▶ Input for this task:
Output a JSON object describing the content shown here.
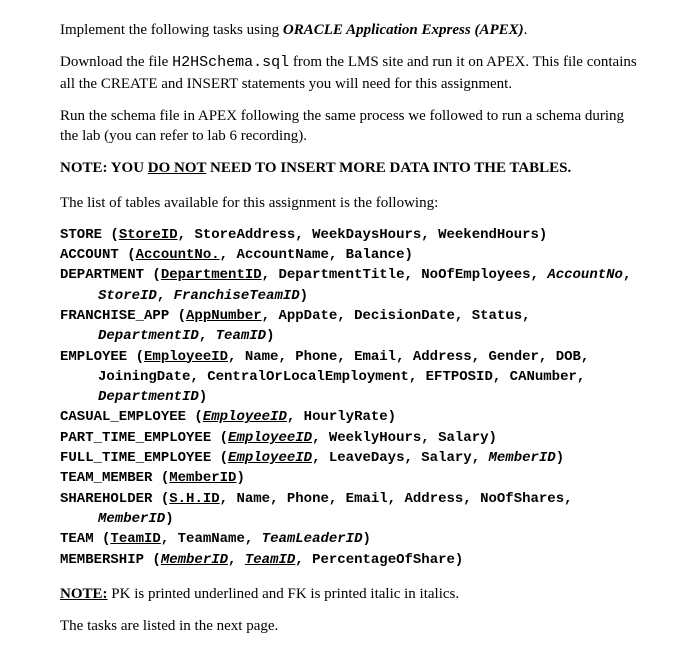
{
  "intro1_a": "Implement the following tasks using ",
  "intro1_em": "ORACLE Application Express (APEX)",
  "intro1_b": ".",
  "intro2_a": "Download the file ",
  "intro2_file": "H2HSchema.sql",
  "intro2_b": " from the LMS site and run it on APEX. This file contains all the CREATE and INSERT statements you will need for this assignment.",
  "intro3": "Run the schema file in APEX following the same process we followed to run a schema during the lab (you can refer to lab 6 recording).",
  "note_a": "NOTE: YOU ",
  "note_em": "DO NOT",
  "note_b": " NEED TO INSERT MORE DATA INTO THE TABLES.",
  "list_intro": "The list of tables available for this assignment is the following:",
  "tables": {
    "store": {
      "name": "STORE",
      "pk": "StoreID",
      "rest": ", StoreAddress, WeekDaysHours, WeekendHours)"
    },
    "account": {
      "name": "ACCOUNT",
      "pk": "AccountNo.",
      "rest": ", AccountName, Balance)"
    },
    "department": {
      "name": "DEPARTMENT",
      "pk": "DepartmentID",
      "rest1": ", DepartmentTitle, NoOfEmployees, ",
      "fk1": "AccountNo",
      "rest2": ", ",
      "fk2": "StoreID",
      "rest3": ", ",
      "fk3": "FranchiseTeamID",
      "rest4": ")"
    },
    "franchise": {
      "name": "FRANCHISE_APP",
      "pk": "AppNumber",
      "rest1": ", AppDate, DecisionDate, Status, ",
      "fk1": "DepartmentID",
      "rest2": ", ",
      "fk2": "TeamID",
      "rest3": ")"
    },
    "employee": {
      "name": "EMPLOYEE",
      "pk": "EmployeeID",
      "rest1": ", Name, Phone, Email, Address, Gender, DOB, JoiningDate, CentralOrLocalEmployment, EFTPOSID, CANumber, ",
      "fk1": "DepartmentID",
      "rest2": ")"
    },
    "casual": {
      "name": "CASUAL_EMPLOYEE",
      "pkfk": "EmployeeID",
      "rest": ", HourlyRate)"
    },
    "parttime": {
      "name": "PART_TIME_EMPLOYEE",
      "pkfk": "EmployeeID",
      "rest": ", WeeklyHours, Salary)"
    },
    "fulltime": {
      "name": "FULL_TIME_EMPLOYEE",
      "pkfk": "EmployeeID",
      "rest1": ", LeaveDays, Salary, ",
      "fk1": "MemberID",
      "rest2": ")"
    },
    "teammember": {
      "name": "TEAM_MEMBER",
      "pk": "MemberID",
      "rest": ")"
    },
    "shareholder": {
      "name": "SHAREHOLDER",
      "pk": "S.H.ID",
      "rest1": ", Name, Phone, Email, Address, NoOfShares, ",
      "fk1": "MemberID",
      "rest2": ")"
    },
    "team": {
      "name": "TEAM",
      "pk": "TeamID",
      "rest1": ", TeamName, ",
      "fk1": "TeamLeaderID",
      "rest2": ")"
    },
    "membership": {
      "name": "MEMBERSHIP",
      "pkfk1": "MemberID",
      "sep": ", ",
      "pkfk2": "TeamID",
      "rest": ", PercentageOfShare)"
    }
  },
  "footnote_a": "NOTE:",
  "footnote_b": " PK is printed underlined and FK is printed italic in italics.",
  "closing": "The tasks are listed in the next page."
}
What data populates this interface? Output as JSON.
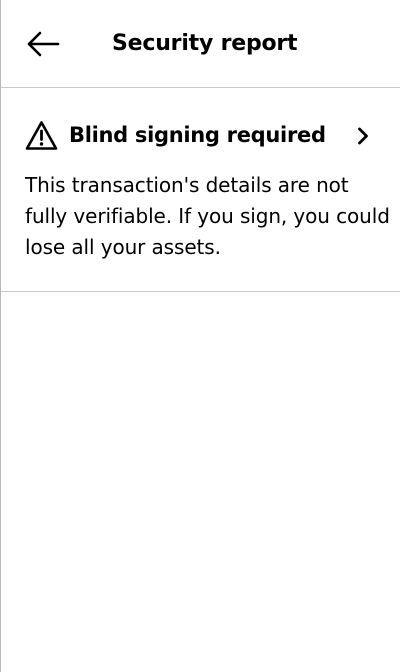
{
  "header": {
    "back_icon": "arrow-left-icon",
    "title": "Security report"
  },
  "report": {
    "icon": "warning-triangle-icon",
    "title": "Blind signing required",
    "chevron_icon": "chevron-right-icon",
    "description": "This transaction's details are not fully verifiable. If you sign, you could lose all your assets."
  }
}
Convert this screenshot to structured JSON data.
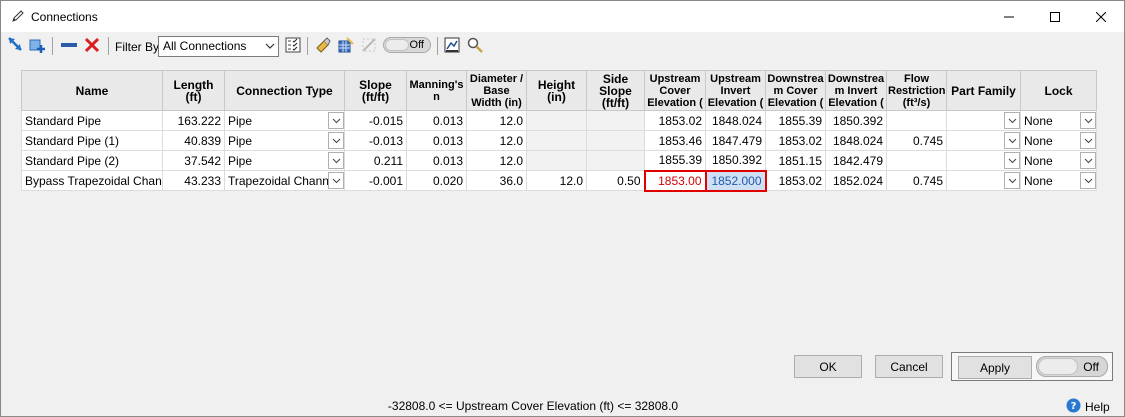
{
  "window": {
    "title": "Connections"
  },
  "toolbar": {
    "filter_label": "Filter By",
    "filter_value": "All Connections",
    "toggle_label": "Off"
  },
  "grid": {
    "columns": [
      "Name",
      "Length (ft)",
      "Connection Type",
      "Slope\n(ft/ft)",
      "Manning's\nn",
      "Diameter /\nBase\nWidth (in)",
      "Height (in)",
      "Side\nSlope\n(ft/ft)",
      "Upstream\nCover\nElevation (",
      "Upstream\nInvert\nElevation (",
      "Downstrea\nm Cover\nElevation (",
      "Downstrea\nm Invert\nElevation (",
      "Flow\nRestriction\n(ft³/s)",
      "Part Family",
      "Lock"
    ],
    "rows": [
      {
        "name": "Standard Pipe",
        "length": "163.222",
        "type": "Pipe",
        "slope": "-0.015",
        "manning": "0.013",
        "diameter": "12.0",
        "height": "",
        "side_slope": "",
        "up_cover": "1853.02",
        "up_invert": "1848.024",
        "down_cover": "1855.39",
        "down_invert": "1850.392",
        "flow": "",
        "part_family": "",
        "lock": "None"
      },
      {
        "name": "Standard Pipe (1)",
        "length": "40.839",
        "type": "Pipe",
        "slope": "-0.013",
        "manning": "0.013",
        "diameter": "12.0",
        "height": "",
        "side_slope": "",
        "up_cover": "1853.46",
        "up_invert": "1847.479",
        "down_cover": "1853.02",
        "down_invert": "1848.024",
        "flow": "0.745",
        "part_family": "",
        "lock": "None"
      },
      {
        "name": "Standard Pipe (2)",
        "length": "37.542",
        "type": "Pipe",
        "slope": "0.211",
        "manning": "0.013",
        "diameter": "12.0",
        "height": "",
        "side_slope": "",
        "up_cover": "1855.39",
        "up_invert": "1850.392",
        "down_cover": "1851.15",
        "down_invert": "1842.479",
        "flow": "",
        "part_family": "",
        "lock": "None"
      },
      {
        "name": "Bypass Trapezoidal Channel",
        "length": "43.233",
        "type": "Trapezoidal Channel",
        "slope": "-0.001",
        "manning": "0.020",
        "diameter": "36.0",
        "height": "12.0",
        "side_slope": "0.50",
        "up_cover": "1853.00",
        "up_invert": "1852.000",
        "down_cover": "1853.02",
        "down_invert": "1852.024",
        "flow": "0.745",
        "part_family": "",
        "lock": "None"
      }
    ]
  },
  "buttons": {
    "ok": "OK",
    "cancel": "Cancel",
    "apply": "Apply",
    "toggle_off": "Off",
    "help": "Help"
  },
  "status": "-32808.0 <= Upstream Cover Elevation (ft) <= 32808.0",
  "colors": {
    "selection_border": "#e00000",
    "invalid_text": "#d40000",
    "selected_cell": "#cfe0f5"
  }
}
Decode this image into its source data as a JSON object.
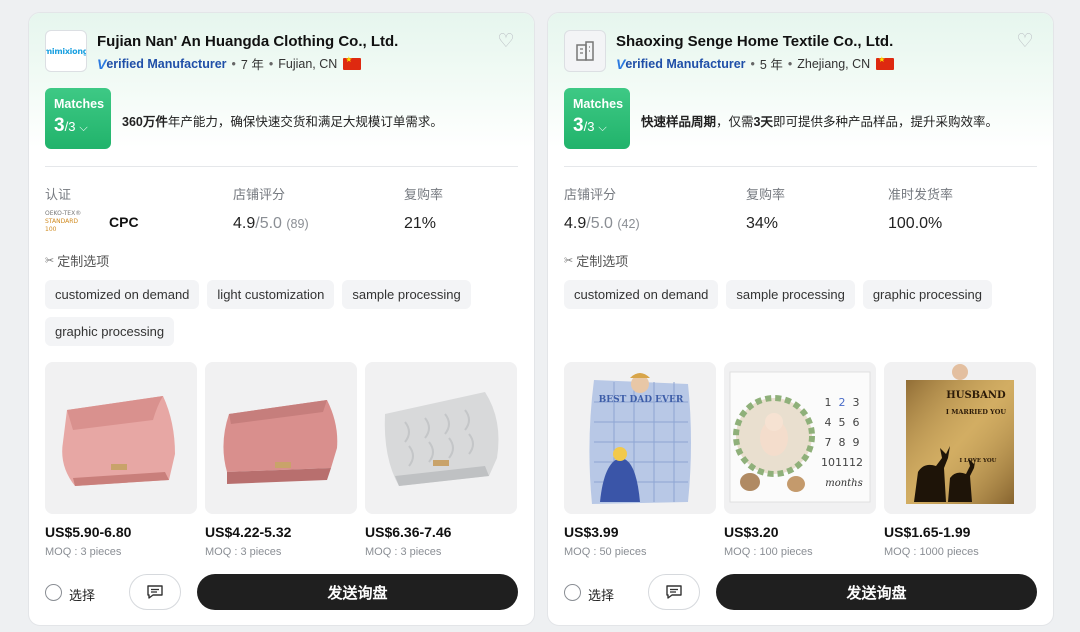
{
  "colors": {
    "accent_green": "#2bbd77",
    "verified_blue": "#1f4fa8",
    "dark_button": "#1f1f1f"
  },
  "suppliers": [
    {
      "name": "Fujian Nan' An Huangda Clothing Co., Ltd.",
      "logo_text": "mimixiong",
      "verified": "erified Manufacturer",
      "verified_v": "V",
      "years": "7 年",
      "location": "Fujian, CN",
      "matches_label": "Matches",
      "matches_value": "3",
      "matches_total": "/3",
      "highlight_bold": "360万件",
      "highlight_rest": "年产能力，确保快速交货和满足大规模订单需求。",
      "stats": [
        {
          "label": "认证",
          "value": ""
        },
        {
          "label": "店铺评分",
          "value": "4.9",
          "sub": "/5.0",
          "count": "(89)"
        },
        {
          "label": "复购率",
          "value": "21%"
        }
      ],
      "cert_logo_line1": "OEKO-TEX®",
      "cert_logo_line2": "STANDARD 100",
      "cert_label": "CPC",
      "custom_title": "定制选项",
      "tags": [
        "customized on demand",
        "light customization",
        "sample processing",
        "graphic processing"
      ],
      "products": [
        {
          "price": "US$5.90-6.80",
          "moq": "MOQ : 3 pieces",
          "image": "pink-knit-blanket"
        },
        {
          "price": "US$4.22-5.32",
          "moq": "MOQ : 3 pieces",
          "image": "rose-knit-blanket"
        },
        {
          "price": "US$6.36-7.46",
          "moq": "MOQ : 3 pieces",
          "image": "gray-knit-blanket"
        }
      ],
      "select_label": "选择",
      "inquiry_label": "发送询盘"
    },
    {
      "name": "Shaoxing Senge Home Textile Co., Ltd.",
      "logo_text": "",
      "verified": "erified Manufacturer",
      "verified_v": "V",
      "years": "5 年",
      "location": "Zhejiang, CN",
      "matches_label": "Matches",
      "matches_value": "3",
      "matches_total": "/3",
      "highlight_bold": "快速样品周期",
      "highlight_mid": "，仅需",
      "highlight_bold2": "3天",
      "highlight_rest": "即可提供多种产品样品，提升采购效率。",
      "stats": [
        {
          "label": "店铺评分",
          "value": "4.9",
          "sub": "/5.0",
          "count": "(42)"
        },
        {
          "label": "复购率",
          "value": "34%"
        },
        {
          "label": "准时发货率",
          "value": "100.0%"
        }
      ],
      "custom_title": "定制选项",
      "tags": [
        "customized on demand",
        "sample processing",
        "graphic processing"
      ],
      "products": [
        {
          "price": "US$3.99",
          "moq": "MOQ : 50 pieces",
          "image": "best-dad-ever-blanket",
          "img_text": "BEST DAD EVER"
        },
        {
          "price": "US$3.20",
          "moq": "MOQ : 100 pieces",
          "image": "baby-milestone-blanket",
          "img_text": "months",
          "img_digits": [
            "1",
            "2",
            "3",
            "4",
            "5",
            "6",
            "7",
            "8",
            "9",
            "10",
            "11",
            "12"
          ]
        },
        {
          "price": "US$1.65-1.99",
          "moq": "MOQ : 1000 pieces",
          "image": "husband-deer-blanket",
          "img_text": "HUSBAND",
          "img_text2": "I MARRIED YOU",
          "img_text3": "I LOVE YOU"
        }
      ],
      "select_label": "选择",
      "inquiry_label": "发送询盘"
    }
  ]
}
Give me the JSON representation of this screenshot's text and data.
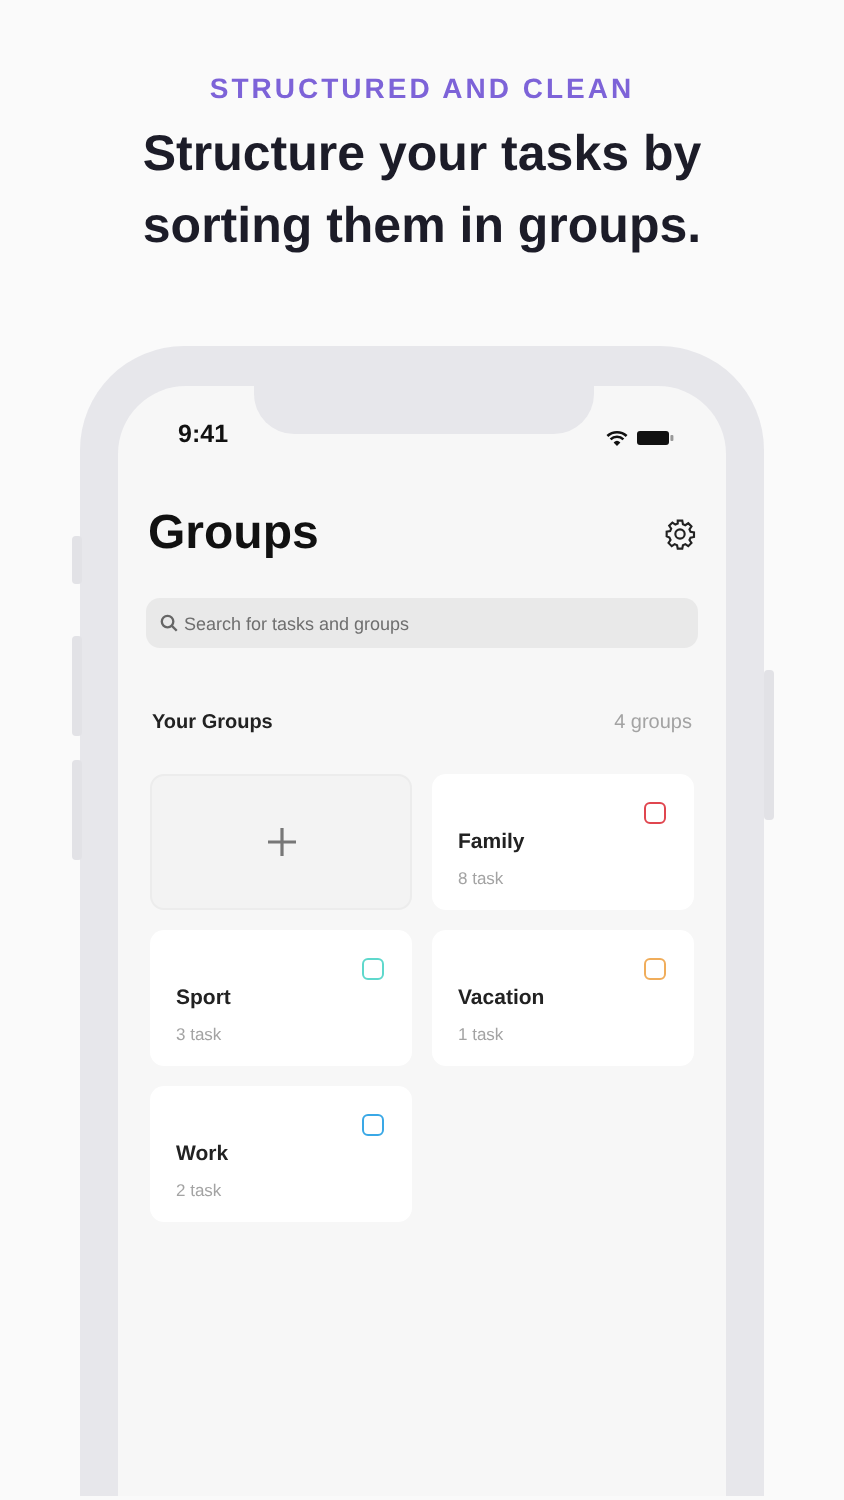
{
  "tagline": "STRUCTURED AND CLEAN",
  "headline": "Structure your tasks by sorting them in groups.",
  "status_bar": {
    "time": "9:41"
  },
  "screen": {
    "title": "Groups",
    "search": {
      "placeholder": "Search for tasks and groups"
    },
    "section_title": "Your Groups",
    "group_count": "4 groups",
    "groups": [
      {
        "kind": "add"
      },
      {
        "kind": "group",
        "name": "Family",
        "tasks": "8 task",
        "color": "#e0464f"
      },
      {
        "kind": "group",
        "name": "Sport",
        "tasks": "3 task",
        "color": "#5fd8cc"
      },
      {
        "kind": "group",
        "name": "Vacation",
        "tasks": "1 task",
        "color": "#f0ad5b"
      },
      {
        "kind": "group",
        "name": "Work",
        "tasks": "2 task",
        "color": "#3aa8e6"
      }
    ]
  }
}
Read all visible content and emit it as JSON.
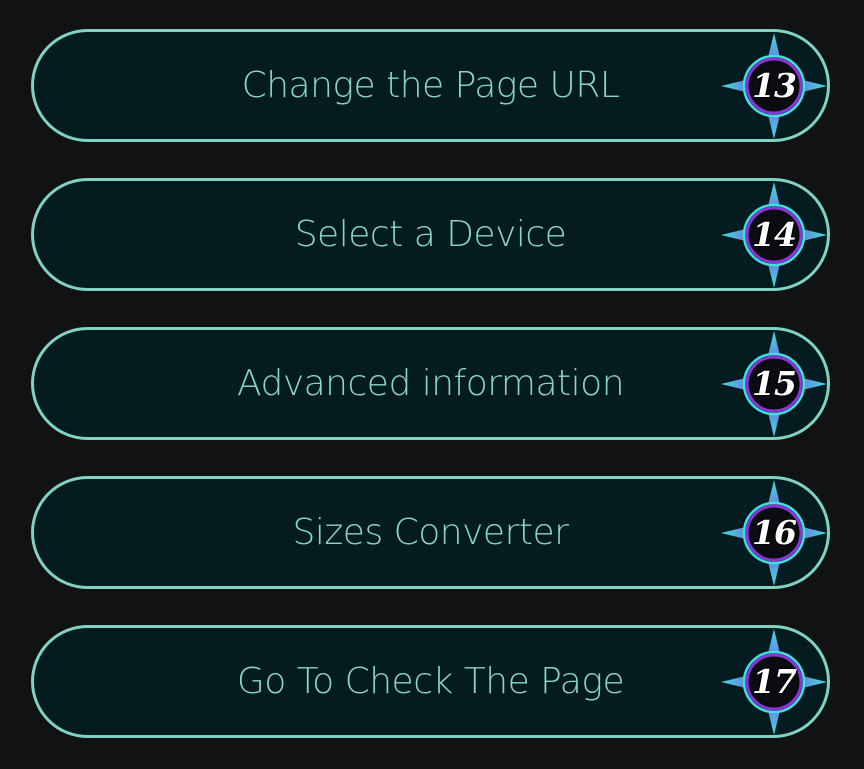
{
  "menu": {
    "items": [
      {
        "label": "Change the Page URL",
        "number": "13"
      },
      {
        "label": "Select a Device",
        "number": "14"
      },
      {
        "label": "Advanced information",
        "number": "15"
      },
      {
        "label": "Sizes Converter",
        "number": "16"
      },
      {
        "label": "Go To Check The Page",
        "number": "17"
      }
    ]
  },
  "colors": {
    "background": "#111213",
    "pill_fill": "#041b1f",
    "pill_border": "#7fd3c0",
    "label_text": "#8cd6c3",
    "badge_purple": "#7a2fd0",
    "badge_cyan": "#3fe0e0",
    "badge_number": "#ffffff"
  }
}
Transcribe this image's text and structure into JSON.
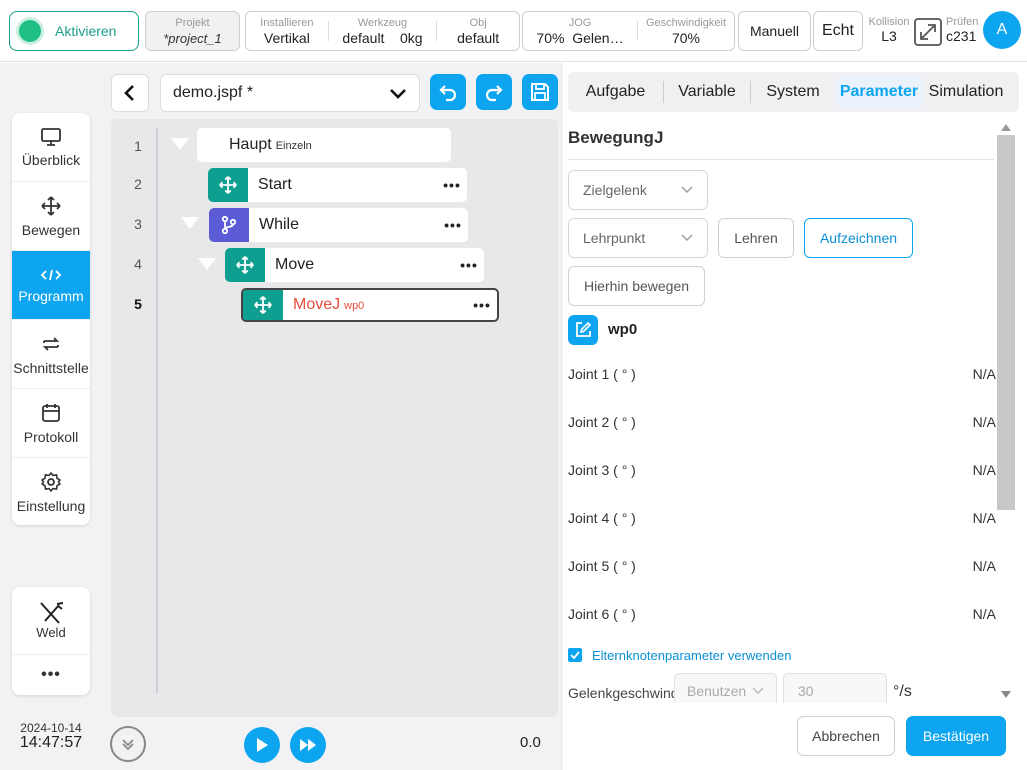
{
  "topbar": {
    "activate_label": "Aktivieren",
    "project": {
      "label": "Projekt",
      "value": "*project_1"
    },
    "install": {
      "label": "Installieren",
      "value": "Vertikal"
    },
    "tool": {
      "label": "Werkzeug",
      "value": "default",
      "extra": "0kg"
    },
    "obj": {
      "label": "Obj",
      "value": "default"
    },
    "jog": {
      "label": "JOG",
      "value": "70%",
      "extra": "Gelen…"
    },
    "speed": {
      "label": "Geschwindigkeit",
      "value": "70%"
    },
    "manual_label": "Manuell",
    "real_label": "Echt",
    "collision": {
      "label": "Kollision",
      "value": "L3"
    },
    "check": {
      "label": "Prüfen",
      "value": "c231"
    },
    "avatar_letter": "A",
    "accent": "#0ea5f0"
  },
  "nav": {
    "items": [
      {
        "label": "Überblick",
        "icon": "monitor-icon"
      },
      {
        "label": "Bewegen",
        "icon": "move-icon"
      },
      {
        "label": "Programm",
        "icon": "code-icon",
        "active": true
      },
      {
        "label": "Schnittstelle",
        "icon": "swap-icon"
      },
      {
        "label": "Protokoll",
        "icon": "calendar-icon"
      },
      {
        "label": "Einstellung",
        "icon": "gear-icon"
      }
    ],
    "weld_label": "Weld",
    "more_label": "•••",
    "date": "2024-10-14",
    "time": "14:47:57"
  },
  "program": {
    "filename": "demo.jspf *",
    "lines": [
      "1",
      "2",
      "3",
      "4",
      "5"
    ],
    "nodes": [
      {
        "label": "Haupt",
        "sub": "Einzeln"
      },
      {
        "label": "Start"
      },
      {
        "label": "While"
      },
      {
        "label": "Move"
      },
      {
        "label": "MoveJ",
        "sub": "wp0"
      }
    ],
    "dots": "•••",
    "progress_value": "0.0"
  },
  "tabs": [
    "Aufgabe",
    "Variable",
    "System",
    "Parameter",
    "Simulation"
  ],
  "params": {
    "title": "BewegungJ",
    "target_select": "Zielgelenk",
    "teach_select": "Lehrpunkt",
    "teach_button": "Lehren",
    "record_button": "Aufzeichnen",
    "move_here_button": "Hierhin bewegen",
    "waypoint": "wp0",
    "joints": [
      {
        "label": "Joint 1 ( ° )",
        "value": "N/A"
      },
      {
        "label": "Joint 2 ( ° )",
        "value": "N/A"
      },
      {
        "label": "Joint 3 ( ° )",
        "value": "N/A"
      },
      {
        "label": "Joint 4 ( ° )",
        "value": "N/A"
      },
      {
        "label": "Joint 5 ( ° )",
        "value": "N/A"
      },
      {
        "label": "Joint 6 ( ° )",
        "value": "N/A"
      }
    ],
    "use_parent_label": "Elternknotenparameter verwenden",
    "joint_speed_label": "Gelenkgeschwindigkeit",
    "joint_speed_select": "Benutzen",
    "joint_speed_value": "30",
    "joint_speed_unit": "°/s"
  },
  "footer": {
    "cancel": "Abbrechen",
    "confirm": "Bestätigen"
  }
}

▶ Set exercise:
Copy out every line in the entries above that holds "tasks".

▶ Complete answer:
  "intro1_a": "Implement the following tasks using ",
  "closing": "The tasks are listed in the next page."
  "headline": "Structure your tasks by sorting them in groups.",
      "placeholder": "Search for tasks and groups"
        "tasks": "8 task",
        "tasks": "3 task",
        "tasks": "1 task",
        "tasks": "2 task",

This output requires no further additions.